(EXERCISE PROMPT)
Read the lines that follow and pick out every one containing the word "time".

** Start **

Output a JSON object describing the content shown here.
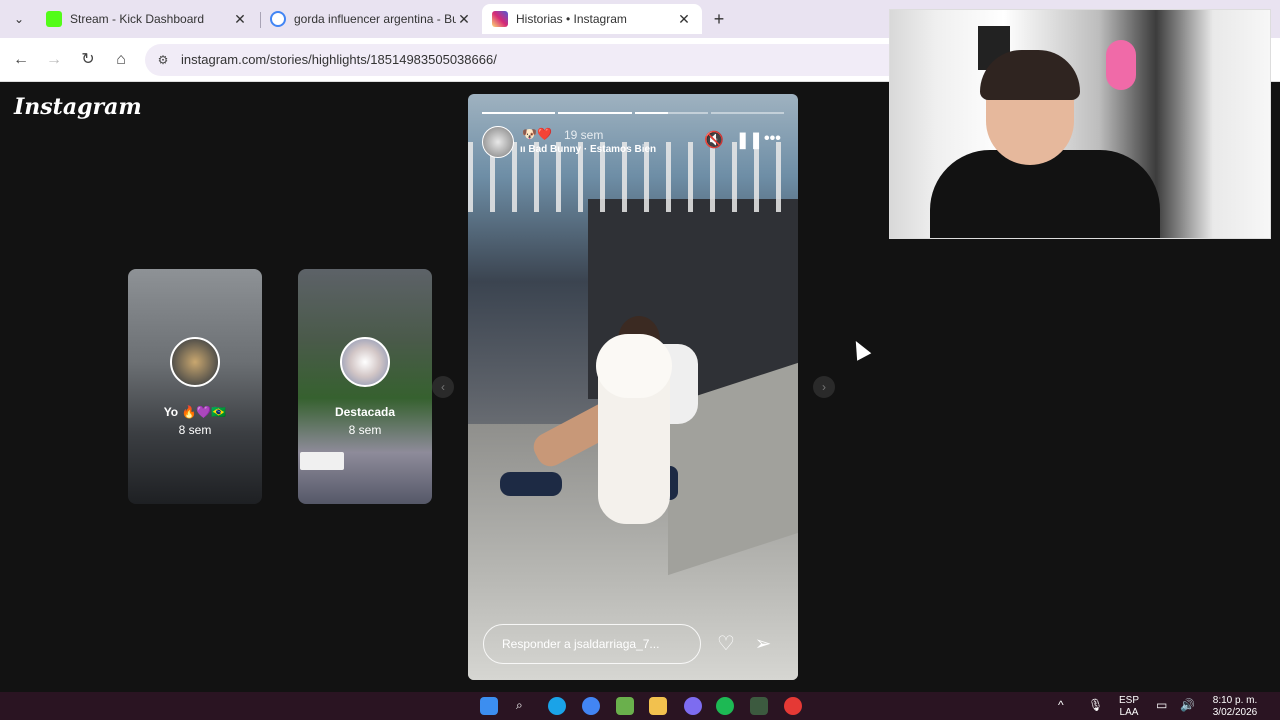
{
  "browser": {
    "tabs": [
      {
        "title": "Stream - Kick Dashboard",
        "favicon_color": "#53fc18"
      },
      {
        "title": "gorda influencer argentina - Bu",
        "favicon_color": "#4285f4"
      },
      {
        "title": "Historias • Instagram",
        "favicon_color": "#e1306c"
      }
    ],
    "new_tab": "+",
    "url": "instagram.com/stories/highlights/18514983505038666/"
  },
  "instagram": {
    "logo": "Instagram",
    "highlights": [
      {
        "name": "Yo 🔥💜🇧🇷",
        "time": "8 sem"
      },
      {
        "name": "Destacada",
        "time": "8 sem"
      }
    ],
    "story": {
      "emojis": "🐶❤️",
      "time": "19 sem",
      "music": "Bad Bunny · Estamos Bien",
      "reply_placeholder": "Responder a jsaldarriaga_7..."
    }
  },
  "taskbar": {
    "lang_top": "ESP",
    "lang_bottom": "LAA",
    "time": "8:10 p. m.",
    "date": "3/02/2026"
  },
  "colors": {
    "page_bg": "#121212",
    "tab_strip": "#e9e3f1",
    "taskbar_bg": "#2a1422"
  }
}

** End **

(SOLUTION FOR THIS PROBLEM)
        "time": "8 sem"
        "time": "8 sem"
      "time": "19 sem",
    "time": "8:10 p. m.",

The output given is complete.